> Stated goal
Every record below is to be retyped exactly.

(Dataset entries)
——

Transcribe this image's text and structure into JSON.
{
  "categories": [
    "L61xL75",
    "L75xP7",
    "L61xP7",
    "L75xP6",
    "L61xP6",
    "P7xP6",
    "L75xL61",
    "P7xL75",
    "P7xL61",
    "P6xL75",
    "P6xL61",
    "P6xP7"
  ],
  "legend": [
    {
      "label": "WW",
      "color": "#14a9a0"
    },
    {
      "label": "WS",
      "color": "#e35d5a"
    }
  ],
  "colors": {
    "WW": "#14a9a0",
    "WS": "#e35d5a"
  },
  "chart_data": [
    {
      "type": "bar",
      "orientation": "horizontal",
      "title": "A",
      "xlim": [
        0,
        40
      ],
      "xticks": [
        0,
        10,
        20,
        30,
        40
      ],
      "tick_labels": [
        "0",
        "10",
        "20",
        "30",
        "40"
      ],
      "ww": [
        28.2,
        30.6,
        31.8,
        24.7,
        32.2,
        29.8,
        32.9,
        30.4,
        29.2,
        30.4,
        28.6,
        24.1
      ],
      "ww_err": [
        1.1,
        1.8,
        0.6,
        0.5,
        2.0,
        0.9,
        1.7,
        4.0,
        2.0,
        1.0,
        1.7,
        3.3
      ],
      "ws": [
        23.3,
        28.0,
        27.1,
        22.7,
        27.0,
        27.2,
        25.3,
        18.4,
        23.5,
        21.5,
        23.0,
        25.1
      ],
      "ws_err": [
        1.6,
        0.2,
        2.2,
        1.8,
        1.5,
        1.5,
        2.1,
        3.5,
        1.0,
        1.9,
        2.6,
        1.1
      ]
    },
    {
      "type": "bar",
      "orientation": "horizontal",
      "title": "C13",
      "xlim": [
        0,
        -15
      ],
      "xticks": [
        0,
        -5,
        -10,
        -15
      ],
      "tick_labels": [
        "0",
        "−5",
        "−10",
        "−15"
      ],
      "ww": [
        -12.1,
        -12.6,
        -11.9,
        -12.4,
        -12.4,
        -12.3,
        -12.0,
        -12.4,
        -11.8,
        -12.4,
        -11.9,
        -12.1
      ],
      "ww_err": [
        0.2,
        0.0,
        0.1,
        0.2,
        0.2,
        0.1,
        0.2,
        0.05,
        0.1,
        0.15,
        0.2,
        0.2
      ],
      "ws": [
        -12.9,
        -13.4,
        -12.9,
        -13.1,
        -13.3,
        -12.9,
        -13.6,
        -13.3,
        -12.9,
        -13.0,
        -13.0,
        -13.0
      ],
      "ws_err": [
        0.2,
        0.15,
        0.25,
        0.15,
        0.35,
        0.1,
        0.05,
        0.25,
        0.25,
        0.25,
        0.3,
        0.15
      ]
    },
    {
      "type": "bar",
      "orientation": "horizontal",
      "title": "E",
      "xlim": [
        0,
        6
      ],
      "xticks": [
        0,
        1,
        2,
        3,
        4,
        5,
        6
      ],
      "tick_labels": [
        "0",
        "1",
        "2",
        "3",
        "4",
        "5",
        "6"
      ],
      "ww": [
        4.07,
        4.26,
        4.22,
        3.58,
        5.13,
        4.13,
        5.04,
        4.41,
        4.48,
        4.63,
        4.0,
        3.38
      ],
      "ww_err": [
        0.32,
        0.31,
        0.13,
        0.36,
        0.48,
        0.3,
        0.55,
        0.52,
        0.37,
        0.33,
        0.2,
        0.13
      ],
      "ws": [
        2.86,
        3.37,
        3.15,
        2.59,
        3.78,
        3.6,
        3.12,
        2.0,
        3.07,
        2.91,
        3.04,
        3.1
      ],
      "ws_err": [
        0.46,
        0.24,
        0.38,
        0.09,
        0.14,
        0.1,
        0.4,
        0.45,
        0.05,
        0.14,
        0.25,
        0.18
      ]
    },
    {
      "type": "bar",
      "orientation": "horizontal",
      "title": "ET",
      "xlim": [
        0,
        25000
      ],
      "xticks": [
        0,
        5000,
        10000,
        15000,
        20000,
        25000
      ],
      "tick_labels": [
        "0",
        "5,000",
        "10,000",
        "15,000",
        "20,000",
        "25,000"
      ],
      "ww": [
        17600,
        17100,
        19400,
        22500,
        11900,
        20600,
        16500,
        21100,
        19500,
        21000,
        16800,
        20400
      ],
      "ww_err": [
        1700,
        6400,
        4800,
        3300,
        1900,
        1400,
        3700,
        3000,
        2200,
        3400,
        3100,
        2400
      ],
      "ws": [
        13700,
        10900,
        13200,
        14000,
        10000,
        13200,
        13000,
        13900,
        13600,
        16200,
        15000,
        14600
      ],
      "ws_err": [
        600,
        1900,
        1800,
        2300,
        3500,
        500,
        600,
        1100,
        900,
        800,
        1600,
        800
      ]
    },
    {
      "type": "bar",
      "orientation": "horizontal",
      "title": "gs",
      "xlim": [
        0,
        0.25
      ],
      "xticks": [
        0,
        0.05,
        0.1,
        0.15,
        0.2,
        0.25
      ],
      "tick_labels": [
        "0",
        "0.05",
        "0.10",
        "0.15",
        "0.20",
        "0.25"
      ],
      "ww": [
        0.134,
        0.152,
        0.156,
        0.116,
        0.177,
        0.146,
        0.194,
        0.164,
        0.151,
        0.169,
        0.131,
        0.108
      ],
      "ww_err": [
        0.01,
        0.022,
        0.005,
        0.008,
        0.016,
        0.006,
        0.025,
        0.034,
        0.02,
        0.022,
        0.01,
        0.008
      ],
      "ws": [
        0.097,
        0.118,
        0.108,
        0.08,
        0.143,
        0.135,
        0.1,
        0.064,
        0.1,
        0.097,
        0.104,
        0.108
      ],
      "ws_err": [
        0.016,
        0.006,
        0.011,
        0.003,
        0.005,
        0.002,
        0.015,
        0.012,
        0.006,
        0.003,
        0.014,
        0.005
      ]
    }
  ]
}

——

> Answer for this exercise
Transcribe this image's text and structure into JSON.
{
  "categories": [
    "L61xL75",
    "L75xP7",
    "L61xP7",
    "L75xP6",
    "L61xP6",
    "P7xP6",
    "L75xL61",
    "P7xL75",
    "P7xL61",
    "P6xL75",
    "P6xL61",
    "P6xP7"
  ],
  "legend": [
    {
      "label": "WW",
      "color": "#14a9a0"
    },
    {
      "label": "WS",
      "color": "#e35d5a"
    }
  ],
  "colors": {
    "WW": "#14a9a0",
    "WS": "#e35d5a"
  },
  "chart_data": [
    {
      "type": "bar",
      "orientation": "horizontal",
      "title": "A",
      "xlim": [
        0,
        40
      ],
      "xticks": [
        0,
        10,
        20,
        30,
        40
      ],
      "tick_labels": [
        "0",
        "10",
        "20",
        "30",
        "40"
      ],
      "ww": [
        28.2,
        30.6,
        31.8,
        24.7,
        32.2,
        29.8,
        32.9,
        30.4,
        29.2,
        30.4,
        28.6,
        24.1
      ],
      "ww_err": [
        1.1,
        1.8,
        0.6,
        0.5,
        2.0,
        0.9,
        1.7,
        4.0,
        2.0,
        1.0,
        1.7,
        3.3
      ],
      "ws": [
        23.3,
        28.0,
        27.1,
        22.7,
        27.0,
        27.2,
        25.3,
        18.4,
        23.5,
        21.5,
        23.0,
        25.1
      ],
      "ws_err": [
        1.6,
        0.2,
        2.2,
        1.8,
        1.5,
        1.5,
        2.1,
        3.5,
        1.0,
        1.9,
        2.6,
        1.1
      ]
    },
    {
      "type": "bar",
      "orientation": "horizontal",
      "title": "C13",
      "xlim": [
        0,
        -15
      ],
      "xticks": [
        0,
        -5,
        -10,
        -15
      ],
      "tick_labels": [
        "0",
        "−5",
        "−10",
        "−15"
      ],
      "ww": [
        -12.1,
        -12.6,
        -11.9,
        -12.4,
        -12.4,
        -12.3,
        -12.0,
        -12.4,
        -11.8,
        -12.4,
        -11.9,
        -12.1
      ],
      "ww_err": [
        0.2,
        0.0,
        0.1,
        0.2,
        0.2,
        0.1,
        0.2,
        0.05,
        0.1,
        0.15,
        0.2,
        0.2
      ],
      "ws": [
        -12.9,
        -13.4,
        -12.9,
        -13.1,
        -13.3,
        -12.9,
        -13.6,
        -13.3,
        -12.9,
        -13.0,
        -13.0,
        -13.0
      ],
      "ws_err": [
        0.2,
        0.15,
        0.25,
        0.15,
        0.35,
        0.1,
        0.05,
        0.25,
        0.25,
        0.25,
        0.3,
        0.15
      ]
    },
    {
      "type": "bar",
      "orientation": "horizontal",
      "title": "E",
      "xlim": [
        0,
        6
      ],
      "xticks": [
        0,
        1,
        2,
        3,
        4,
        5,
        6
      ],
      "tick_labels": [
        "0",
        "1",
        "2",
        "3",
        "4",
        "5",
        "6"
      ],
      "ww": [
        4.07,
        4.26,
        4.22,
        3.58,
        5.13,
        4.13,
        5.04,
        4.41,
        4.48,
        4.63,
        4.0,
        3.38
      ],
      "ww_err": [
        0.32,
        0.31,
        0.13,
        0.36,
        0.48,
        0.3,
        0.55,
        0.52,
        0.37,
        0.33,
        0.2,
        0.13
      ],
      "ws": [
        2.86,
        3.37,
        3.15,
        2.59,
        3.78,
        3.6,
        3.12,
        2.0,
        3.07,
        2.91,
        3.04,
        3.1
      ],
      "ws_err": [
        0.46,
        0.24,
        0.38,
        0.09,
        0.14,
        0.1,
        0.4,
        0.45,
        0.05,
        0.14,
        0.25,
        0.18
      ]
    },
    {
      "type": "bar",
      "orientation": "horizontal",
      "title": "ET",
      "xlim": [
        0,
        25000
      ],
      "xticks": [
        0,
        5000,
        10000,
        15000,
        20000,
        25000
      ],
      "tick_labels": [
        "0",
        "5,000",
        "10,000",
        "15,000",
        "20,000",
        "25,000"
      ],
      "ww": [
        17600,
        17100,
        19400,
        22500,
        11900,
        20600,
        16500,
        21100,
        19500,
        21000,
        16800,
        20400
      ],
      "ww_err": [
        1700,
        6400,
        4800,
        3300,
        1900,
        1400,
        3700,
        3000,
        2200,
        3400,
        3100,
        2400
      ],
      "ws": [
        13700,
        10900,
        13200,
        14000,
        10000,
        13200,
        13000,
        13900,
        13600,
        16200,
        15000,
        14600
      ],
      "ws_err": [
        600,
        1900,
        1800,
        2300,
        3500,
        500,
        600,
        1100,
        900,
        800,
        1600,
        800
      ]
    },
    {
      "type": "bar",
      "orientation": "horizontal",
      "title": "gs",
      "xlim": [
        0,
        0.25
      ],
      "xticks": [
        0,
        0.05,
        0.1,
        0.15,
        0.2,
        0.25
      ],
      "tick_labels": [
        "0",
        "0.05",
        "0.10",
        "0.15",
        "0.20",
        "0.25"
      ],
      "ww": [
        0.134,
        0.152,
        0.156,
        0.116,
        0.177,
        0.146,
        0.194,
        0.164,
        0.151,
        0.169,
        0.131,
        0.108
      ],
      "ww_err": [
        0.01,
        0.022,
        0.005,
        0.008,
        0.016,
        0.006,
        0.025,
        0.034,
        0.02,
        0.022,
        0.01,
        0.008
      ],
      "ws": [
        0.097,
        0.118,
        0.108,
        0.08,
        0.143,
        0.135,
        0.1,
        0.064,
        0.1,
        0.097,
        0.104,
        0.108
      ],
      "ws_err": [
        0.016,
        0.006,
        0.011,
        0.003,
        0.005,
        0.002,
        0.015,
        0.012,
        0.006,
        0.003,
        0.014,
        0.005
      ]
    }
  ]
}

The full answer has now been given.